**WHAT THE TASK REQUIRES**
Go through the material below and copy each line where the word "title" appears.

■ ■ ■ ■ ■ ■ ■

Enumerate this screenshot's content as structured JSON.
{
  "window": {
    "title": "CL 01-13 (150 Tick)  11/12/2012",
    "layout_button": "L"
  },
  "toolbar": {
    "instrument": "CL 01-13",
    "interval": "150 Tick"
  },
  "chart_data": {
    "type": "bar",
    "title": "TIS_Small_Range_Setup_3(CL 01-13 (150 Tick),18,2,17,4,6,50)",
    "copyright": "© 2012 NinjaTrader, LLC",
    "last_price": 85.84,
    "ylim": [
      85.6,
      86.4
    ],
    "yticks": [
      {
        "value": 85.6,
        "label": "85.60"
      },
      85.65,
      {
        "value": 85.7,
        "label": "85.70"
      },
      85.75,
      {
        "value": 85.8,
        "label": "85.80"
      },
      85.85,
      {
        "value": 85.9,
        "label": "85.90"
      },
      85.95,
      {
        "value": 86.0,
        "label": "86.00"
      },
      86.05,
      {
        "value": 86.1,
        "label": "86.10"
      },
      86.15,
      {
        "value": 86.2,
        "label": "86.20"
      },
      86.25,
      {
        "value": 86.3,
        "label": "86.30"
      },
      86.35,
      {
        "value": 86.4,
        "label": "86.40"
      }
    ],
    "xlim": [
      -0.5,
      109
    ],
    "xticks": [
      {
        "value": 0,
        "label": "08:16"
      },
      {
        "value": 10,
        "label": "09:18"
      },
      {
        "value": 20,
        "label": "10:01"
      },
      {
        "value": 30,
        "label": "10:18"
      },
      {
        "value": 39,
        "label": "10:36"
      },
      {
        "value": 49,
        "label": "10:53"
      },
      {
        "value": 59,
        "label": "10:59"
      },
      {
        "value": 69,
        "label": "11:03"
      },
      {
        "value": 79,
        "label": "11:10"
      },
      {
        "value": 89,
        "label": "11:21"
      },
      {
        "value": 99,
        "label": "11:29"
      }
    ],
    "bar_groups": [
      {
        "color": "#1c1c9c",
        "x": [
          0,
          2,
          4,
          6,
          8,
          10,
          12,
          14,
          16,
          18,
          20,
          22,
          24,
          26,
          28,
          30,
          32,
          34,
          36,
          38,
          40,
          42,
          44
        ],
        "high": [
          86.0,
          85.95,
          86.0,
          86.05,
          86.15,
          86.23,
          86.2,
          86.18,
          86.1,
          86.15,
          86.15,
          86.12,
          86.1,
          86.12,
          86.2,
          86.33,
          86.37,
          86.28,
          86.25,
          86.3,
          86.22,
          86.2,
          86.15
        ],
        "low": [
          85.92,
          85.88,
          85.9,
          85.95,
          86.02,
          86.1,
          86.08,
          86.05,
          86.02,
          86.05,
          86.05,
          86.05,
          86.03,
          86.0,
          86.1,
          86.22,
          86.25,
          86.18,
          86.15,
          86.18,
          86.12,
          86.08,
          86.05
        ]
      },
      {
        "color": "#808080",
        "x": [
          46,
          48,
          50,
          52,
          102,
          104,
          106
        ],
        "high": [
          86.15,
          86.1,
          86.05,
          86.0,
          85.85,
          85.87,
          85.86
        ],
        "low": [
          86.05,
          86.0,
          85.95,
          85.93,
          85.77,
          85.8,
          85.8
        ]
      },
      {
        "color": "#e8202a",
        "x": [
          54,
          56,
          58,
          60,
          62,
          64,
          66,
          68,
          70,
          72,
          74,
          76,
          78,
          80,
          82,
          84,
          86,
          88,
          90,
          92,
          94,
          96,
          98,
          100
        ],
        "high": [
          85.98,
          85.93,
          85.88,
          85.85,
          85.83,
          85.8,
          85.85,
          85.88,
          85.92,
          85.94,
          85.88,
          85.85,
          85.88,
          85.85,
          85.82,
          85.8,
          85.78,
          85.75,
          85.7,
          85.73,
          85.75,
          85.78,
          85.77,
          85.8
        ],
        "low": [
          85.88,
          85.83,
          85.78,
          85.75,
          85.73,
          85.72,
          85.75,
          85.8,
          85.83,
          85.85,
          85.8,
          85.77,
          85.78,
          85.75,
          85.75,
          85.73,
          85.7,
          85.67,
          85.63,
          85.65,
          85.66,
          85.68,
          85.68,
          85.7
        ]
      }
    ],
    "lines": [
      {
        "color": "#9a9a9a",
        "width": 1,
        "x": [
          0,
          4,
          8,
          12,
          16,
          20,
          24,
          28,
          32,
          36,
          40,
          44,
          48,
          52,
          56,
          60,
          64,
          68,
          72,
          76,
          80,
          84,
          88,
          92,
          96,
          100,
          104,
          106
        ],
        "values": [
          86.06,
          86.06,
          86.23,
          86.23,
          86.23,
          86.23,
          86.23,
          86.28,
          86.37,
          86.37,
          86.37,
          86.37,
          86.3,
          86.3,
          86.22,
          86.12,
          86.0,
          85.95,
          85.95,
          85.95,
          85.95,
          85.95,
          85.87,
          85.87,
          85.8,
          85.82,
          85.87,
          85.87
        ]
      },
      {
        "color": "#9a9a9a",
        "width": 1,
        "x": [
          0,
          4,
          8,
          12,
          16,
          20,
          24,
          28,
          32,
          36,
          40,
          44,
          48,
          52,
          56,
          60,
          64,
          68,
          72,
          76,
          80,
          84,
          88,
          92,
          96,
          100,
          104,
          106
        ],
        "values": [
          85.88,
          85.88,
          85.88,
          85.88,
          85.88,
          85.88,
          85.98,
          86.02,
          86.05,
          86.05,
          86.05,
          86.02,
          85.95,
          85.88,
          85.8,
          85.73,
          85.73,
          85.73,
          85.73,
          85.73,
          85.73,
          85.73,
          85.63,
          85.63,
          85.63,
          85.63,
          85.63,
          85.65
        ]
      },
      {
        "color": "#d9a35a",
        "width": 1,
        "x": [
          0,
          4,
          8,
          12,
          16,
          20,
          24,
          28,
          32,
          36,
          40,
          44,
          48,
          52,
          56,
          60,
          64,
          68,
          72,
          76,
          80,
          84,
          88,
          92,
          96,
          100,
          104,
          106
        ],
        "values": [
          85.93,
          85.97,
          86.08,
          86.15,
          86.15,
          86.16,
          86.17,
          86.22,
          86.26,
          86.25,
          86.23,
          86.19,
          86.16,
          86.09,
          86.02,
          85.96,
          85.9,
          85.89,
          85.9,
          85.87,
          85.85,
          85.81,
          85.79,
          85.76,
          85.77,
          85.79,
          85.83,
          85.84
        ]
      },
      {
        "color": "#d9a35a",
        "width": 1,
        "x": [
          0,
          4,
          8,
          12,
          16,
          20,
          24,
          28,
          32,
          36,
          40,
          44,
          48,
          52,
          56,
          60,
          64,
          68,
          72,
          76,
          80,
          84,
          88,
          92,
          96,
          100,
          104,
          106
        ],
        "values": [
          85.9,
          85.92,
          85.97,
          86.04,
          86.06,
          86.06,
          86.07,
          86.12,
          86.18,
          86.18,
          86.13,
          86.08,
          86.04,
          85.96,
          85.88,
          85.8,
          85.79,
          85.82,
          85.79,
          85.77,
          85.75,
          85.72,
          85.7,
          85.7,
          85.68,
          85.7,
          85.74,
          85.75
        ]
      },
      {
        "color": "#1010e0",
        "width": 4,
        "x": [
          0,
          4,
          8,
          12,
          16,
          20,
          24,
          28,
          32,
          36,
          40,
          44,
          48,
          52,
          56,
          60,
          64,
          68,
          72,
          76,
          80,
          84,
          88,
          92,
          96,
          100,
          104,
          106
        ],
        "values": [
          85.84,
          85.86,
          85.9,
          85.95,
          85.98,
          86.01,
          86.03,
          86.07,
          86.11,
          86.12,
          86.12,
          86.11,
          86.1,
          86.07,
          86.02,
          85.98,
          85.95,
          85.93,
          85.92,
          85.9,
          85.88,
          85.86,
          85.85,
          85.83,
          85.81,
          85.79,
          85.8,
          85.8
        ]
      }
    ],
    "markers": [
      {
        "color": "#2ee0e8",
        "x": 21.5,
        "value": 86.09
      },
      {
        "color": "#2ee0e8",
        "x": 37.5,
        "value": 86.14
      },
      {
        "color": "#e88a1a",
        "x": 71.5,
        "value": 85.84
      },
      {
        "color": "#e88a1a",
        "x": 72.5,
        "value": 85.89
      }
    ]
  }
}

■ ■ ■ ■ ■ ■ ■

**SOLUTION FOR THIS TASK**
    "title": "CL 01-13 (150 Tick)  11/12/2012",
    "title": "TIS_Small_Range_Setup_3(CL 01-13 (150 Tick),18,2,17,4,6,50)",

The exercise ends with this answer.